[Figure collection entries]
------------------------------------

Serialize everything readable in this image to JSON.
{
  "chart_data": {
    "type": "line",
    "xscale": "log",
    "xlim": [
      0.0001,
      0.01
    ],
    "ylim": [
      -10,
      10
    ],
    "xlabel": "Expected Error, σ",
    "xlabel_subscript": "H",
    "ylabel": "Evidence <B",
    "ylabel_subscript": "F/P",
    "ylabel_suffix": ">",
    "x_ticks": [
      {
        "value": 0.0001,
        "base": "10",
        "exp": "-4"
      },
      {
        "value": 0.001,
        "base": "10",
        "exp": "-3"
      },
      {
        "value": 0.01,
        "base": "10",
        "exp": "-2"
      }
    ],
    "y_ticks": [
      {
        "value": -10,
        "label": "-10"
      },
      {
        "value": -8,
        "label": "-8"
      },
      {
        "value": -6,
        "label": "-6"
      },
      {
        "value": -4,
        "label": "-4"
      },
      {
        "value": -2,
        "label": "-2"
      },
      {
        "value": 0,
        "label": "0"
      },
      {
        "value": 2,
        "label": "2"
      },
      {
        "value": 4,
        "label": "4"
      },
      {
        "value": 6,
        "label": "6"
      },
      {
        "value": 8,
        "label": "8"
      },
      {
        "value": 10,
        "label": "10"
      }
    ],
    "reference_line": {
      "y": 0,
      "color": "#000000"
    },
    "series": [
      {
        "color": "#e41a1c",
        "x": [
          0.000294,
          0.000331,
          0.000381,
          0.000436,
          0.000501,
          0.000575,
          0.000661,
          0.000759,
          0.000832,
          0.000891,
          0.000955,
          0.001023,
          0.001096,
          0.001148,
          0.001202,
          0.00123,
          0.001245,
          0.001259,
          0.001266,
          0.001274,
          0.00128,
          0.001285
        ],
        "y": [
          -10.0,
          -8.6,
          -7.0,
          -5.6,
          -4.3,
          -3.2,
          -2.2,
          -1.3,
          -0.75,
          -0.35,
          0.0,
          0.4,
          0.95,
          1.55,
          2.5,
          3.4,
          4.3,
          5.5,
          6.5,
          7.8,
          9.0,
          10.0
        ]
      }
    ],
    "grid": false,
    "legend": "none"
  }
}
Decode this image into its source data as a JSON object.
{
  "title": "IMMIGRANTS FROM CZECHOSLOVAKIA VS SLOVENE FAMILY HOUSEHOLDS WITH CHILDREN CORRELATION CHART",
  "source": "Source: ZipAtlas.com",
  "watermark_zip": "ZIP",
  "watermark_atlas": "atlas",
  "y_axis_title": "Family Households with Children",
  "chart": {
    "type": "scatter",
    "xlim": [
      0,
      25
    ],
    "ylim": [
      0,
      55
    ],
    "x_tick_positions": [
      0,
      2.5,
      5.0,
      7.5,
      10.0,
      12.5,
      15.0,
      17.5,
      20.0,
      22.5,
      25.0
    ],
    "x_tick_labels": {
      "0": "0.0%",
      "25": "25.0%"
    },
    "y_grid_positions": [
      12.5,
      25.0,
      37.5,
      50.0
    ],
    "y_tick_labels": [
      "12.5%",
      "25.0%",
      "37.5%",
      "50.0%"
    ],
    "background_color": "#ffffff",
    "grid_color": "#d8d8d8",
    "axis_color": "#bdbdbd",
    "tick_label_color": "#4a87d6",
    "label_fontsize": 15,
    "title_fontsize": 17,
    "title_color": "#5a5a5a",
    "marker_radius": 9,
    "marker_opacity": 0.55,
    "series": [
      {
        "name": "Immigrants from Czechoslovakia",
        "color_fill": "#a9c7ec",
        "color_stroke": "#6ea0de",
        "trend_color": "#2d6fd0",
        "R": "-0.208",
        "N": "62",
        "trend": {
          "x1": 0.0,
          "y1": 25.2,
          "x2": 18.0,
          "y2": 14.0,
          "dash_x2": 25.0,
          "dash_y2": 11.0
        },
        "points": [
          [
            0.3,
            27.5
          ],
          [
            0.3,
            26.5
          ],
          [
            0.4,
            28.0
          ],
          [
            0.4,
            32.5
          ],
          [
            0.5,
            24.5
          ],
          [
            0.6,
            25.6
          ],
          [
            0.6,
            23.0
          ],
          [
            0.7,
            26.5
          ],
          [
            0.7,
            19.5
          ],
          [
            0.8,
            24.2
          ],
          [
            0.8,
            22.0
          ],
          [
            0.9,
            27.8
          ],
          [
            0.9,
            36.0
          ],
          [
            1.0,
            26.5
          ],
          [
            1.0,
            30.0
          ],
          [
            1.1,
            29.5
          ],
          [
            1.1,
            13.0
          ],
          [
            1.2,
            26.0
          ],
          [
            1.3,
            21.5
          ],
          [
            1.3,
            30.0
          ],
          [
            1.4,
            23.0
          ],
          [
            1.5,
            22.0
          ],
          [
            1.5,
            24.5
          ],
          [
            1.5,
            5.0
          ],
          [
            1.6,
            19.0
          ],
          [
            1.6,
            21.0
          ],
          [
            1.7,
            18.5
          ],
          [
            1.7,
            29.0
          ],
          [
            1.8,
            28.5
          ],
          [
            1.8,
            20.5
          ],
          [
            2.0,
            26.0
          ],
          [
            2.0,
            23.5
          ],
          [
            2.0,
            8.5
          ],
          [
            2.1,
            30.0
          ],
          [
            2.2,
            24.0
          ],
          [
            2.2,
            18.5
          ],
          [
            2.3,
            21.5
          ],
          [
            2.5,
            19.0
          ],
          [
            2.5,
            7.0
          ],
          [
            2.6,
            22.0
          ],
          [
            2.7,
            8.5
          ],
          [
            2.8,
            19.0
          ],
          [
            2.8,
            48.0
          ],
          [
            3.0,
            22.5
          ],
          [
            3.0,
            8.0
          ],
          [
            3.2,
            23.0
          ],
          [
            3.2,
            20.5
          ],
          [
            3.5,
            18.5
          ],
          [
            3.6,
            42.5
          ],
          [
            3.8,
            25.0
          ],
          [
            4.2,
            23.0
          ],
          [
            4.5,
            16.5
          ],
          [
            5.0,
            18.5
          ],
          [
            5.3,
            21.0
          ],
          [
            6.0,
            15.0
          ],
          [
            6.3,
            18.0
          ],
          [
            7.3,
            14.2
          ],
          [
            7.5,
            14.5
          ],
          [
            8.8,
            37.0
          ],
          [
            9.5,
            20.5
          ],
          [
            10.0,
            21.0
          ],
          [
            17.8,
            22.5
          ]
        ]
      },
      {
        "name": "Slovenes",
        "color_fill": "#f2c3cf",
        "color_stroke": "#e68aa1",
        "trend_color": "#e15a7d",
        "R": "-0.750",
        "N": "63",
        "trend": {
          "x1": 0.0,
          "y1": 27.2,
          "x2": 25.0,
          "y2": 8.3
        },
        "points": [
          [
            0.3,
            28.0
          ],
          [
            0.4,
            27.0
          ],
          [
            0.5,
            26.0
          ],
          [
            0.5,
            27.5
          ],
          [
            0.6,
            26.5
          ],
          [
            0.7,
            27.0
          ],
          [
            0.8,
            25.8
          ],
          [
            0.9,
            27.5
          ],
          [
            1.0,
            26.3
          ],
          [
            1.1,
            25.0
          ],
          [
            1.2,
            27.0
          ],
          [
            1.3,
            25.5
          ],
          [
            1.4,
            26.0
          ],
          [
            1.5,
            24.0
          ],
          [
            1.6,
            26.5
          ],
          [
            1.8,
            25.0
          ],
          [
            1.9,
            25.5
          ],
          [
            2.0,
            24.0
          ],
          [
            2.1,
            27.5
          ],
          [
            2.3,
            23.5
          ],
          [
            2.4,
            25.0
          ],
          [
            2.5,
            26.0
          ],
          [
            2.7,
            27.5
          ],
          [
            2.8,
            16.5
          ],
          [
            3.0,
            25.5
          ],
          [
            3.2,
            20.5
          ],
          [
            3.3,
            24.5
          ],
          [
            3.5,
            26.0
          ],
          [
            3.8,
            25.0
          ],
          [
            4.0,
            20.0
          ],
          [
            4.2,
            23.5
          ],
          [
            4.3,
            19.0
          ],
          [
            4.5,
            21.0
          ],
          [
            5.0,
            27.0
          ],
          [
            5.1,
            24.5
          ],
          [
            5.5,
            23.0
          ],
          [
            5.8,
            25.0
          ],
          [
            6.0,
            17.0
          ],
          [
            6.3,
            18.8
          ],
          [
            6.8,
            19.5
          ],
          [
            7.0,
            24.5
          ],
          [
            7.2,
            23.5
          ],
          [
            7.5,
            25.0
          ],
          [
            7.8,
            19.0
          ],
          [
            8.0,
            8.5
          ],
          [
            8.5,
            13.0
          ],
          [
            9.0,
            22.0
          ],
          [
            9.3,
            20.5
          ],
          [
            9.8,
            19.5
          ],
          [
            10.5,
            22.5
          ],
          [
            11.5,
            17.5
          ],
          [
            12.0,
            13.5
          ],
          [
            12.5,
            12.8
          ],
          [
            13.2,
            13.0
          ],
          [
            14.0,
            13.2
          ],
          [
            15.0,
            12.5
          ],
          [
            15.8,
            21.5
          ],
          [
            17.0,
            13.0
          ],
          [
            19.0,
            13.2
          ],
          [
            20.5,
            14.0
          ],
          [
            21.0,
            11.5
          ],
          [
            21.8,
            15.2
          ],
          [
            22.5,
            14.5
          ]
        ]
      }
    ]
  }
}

------------------------------------

* _Short task_
Look through the entries above and report the number of lines that contain "name". Write only the number.

* _Full response_
2